Filter this material down to the lines that hold "bold", copying each one.

## Extracted data

%%

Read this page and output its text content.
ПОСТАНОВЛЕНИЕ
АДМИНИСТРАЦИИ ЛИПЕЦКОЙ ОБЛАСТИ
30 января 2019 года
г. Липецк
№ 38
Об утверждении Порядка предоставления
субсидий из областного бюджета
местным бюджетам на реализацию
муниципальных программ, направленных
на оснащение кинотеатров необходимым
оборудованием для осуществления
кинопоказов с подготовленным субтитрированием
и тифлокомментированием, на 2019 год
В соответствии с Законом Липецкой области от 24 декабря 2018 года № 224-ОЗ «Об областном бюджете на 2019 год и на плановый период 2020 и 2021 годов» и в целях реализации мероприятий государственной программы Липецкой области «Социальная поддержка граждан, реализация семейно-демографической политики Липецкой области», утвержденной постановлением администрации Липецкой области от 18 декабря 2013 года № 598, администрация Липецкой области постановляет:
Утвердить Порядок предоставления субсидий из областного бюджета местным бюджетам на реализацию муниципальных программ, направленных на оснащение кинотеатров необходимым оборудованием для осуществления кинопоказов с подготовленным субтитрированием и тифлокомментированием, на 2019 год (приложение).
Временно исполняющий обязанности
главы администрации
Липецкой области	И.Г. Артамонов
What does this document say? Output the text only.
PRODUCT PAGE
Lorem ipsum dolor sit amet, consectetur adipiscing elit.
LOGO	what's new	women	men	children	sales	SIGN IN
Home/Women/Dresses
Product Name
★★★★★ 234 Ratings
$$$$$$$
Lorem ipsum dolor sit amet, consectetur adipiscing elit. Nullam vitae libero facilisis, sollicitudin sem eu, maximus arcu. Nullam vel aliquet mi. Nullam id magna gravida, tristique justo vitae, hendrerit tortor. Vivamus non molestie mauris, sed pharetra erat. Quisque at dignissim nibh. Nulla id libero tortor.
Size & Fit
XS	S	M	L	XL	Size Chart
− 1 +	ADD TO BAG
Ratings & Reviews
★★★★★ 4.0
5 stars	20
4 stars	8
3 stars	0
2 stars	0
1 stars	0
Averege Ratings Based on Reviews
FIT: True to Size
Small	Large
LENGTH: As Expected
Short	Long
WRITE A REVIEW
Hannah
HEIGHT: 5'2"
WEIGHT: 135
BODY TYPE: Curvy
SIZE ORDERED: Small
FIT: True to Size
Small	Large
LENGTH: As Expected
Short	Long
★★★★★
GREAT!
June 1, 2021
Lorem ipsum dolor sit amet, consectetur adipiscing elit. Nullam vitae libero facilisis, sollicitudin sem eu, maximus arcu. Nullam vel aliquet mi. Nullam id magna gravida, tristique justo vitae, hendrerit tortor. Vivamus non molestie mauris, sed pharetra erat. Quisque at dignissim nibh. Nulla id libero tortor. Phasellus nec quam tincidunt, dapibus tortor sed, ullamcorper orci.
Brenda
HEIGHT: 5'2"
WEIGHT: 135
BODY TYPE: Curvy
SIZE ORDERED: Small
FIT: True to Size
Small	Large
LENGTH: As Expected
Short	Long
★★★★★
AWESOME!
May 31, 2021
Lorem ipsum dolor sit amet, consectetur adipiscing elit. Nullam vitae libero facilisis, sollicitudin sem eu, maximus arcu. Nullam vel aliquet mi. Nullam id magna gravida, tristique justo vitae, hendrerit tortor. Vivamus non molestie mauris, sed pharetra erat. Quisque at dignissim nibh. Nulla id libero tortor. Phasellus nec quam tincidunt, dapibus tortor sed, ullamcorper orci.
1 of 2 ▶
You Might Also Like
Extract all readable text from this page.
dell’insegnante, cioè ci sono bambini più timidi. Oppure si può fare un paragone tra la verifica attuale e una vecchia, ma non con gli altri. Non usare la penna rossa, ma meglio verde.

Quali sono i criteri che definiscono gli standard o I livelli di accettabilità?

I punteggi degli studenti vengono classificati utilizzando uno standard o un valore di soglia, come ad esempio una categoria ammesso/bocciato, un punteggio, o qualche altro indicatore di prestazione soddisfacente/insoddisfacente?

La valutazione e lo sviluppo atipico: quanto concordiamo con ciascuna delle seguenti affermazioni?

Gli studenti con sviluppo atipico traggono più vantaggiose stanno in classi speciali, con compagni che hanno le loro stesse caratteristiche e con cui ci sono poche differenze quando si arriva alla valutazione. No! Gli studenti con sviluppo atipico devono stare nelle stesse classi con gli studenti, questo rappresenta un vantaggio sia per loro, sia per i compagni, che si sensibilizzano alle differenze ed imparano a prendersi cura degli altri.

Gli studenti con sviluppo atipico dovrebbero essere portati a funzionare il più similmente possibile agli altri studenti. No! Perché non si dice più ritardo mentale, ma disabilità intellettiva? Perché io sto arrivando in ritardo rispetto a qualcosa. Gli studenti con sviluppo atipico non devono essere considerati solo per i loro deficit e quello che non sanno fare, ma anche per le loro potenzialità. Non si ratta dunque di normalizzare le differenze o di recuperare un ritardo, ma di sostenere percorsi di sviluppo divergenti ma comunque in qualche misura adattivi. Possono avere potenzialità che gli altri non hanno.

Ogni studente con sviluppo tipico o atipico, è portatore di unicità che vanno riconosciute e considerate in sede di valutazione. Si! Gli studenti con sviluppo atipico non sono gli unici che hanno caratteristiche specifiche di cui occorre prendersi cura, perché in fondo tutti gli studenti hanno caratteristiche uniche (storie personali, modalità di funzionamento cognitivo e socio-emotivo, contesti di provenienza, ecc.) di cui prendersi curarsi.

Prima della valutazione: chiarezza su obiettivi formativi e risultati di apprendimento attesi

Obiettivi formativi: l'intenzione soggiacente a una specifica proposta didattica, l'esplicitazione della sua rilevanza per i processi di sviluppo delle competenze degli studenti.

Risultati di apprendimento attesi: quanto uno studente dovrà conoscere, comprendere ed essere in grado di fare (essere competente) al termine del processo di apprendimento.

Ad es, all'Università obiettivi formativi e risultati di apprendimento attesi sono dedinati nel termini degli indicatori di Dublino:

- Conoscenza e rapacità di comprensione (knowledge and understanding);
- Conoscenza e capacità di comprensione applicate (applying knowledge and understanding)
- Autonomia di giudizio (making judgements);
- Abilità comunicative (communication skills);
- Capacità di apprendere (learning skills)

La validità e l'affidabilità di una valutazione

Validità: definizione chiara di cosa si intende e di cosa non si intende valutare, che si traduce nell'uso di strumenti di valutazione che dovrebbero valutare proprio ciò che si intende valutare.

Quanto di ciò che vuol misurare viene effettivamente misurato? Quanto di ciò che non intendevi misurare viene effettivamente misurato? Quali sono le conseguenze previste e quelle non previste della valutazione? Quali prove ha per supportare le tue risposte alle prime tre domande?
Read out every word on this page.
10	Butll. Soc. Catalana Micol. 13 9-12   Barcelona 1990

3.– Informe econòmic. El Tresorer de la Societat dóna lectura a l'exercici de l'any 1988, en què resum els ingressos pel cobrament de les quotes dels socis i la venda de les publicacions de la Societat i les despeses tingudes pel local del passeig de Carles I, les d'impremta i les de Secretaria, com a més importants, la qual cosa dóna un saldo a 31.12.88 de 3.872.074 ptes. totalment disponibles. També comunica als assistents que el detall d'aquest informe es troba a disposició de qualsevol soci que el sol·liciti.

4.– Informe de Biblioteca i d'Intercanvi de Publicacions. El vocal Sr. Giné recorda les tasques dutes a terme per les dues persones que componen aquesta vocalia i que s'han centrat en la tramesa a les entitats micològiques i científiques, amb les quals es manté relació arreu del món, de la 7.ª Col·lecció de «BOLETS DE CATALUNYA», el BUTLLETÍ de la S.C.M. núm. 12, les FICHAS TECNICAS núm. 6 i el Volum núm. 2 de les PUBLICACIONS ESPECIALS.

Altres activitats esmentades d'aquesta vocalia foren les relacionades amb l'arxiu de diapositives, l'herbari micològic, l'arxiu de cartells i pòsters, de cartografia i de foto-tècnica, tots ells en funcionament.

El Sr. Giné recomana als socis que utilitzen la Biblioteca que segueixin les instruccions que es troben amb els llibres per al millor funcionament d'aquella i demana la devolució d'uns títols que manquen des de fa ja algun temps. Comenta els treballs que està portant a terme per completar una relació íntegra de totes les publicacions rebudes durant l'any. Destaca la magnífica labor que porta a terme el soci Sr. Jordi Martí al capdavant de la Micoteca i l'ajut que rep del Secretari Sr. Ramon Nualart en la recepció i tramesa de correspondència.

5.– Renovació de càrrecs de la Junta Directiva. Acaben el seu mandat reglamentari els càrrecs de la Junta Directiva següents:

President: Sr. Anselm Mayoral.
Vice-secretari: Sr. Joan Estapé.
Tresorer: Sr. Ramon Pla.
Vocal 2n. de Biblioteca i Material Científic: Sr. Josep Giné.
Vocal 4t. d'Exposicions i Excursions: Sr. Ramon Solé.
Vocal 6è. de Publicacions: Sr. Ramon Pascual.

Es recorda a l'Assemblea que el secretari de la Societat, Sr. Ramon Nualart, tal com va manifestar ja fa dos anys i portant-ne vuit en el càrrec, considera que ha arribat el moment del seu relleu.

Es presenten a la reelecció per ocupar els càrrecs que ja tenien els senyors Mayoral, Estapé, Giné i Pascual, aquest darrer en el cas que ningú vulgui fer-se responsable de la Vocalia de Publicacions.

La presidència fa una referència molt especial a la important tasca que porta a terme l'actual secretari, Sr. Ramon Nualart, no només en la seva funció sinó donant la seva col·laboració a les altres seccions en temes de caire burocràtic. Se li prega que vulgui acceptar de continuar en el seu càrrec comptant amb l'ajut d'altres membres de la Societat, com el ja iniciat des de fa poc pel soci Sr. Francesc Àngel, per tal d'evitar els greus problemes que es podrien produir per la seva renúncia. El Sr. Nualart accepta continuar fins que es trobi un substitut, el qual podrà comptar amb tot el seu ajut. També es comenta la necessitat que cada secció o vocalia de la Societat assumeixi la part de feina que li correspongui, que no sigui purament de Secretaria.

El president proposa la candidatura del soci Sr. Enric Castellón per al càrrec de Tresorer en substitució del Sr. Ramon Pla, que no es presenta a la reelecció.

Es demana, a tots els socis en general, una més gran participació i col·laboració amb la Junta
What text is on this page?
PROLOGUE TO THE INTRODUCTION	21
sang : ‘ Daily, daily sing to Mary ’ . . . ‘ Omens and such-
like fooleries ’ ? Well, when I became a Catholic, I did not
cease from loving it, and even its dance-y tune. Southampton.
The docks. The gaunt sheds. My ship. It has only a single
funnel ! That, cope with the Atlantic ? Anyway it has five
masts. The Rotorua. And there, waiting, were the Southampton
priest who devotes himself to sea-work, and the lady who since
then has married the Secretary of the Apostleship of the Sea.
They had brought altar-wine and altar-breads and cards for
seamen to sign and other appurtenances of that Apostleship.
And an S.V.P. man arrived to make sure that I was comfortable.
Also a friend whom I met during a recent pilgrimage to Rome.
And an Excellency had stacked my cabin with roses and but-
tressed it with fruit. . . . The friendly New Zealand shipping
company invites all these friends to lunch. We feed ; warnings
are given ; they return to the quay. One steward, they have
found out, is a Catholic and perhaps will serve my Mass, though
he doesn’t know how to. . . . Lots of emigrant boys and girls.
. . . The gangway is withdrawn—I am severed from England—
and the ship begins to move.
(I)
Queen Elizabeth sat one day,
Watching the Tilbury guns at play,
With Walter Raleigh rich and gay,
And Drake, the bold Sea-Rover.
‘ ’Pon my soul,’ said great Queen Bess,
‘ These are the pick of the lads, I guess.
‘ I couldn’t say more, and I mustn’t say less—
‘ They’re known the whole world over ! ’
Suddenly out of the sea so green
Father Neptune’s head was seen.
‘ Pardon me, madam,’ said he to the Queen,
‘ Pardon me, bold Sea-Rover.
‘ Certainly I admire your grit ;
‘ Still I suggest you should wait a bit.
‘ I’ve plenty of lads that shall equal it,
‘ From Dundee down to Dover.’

%%

## Solution to this problem
And Drake, the bold Sea-Rover.
‘ Pardon me, bold Sea-Rover.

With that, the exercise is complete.